THE REQUEST: Copy each line exactly. Leave nothing out.

(Data listing)
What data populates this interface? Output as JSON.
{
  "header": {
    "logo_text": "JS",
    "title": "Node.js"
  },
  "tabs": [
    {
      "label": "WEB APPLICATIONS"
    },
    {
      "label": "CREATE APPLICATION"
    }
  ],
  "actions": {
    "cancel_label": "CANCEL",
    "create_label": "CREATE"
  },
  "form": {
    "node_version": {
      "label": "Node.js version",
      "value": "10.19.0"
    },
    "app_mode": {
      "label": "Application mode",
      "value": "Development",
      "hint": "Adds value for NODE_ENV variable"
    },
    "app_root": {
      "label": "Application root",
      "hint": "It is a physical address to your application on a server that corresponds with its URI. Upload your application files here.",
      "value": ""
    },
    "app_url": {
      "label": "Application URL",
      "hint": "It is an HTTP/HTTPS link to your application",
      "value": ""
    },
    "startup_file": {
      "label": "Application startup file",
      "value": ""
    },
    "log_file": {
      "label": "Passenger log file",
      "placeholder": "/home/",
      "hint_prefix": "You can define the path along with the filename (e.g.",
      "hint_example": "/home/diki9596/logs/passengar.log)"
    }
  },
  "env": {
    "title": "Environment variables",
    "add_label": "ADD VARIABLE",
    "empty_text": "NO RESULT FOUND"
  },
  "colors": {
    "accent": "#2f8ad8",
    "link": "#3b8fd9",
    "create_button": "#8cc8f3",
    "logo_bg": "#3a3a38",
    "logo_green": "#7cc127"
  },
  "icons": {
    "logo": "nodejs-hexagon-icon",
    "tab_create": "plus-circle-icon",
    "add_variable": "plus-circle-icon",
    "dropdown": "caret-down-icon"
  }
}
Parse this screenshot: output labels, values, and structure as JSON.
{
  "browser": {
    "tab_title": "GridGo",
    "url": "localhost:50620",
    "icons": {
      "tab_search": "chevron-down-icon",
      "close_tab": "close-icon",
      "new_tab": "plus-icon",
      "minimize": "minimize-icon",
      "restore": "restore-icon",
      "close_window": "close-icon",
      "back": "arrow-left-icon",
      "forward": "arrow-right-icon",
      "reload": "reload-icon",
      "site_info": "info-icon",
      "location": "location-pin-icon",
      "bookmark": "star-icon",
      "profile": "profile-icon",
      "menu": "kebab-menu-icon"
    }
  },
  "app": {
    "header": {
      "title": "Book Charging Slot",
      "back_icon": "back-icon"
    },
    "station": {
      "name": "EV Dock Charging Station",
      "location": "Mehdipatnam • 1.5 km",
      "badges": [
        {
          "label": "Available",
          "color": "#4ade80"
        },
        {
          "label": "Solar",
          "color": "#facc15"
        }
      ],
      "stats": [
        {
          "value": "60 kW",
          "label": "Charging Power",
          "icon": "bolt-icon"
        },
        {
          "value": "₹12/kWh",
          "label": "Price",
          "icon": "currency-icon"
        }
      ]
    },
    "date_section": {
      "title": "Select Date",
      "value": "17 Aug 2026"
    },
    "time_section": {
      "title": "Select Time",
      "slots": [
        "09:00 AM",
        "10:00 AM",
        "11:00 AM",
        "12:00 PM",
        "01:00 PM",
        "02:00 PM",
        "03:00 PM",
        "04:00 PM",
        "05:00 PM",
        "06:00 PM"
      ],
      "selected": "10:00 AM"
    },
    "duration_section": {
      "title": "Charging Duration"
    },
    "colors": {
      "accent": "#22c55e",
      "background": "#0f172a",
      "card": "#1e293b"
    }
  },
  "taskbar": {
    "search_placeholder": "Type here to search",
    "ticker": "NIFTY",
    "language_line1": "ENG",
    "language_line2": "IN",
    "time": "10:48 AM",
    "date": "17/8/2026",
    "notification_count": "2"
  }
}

CORRECT RESPONSE:
What data populates this interface? Output as JSON.
{
  "header": {
    "logo_text": "JS",
    "title": "Node.js"
  },
  "tabs": [
    {
      "label": "WEB APPLICATIONS"
    },
    {
      "label": "CREATE APPLICATION"
    }
  ],
  "actions": {
    "cancel_label": "CANCEL",
    "create_label": "CREATE"
  },
  "form": {
    "node_version": {
      "label": "Node.js version",
      "value": "10.19.0"
    },
    "app_mode": {
      "label": "Application mode",
      "value": "Development",
      "hint": "Adds value for NODE_ENV variable"
    },
    "app_root": {
      "label": "Application root",
      "hint": "It is a physical address to your application on a server that corresponds with its URI. Upload your application files here.",
      "value": ""
    },
    "app_url": {
      "label": "Application URL",
      "hint": "It is an HTTP/HTTPS link to your application",
      "value": ""
    },
    "startup_file": {
      "label": "Application startup file",
      "value": ""
    },
    "log_file": {
      "label": "Passenger log file",
      "placeholder": "/home/",
      "hint_prefix": "You can define the path along with the filename (e.g.",
      "hint_example": "/home/diki9596/logs/passengar.log)"
    }
  },
  "env": {
    "title": "Environment variables",
    "add_label": "ADD VARIABLE",
    "empty_text": "NO RESULT FOUND"
  },
  "colors": {
    "accent": "#2f8ad8",
    "link": "#3b8fd9",
    "create_button": "#8cc8f3",
    "logo_bg": "#3a3a38",
    "logo_green": "#7cc127"
  },
  "icons": {
    "logo": "nodejs-hexagon-icon",
    "tab_create": "plus-circle-icon",
    "add_variable": "plus-circle-icon",
    "dropdown": "caret-down-icon"
  }
}
Parse this screenshot: output labels, values, and structure as JSON.
{
  "browser": {
    "tab_title": "GridGo",
    "url": "localhost:50620",
    "icons": {
      "tab_search": "chevron-down-icon",
      "close_tab": "close-icon",
      "new_tab": "plus-icon",
      "minimize": "minimize-icon",
      "restore": "restore-icon",
      "close_window": "close-icon",
      "back": "arrow-left-icon",
      "forward": "arrow-right-icon",
      "reload": "reload-icon",
      "site_info": "info-icon",
      "location": "location-pin-icon",
      "bookmark": "star-icon",
      "profile": "profile-icon",
      "menu": "kebab-menu-icon"
    }
  },
  "app": {
    "header": {
      "title": "Book Charging Slot",
      "back_icon": "back-icon"
    },
    "station": {
      "name": "EV Dock Charging Station",
      "location": "Mehdipatnam • 1.5 km",
      "badges": [
        {
          "label": "Available",
          "color": "#4ade80"
        },
        {
          "label": "Solar",
          "color": "#facc15"
        }
      ],
      "stats": [
        {
          "value": "60 kW",
          "label": "Charging Power",
          "icon": "bolt-icon"
        },
        {
          "value": "₹12/kWh",
          "label": "Price",
          "icon": "currency-icon"
        }
      ]
    },
    "date_section": {
      "title": "Select Date",
      "value": "17 Aug 2026"
    },
    "time_section": {
      "title": "Select Time",
      "slots": [
        "09:00 AM",
        "10:00 AM",
        "11:00 AM",
        "12:00 PM",
        "01:00 PM",
        "02:00 PM",
        "03:00 PM",
        "04:00 PM",
        "05:00 PM",
        "06:00 PM"
      ],
      "selected": "10:00 AM"
    },
    "duration_section": {
      "title": "Charging Duration"
    },
    "colors": {
      "accent": "#22c55e",
      "background": "#0f172a",
      "card": "#1e293b"
    }
  },
  "taskbar": {
    "search_placeholder": "Type here to search",
    "ticker": "NIFTY",
    "language_line1": "ENG",
    "language_line2": "IN",
    "time": "10:48 AM",
    "date": "17/8/2026",
    "notification_count": "2"
  }
}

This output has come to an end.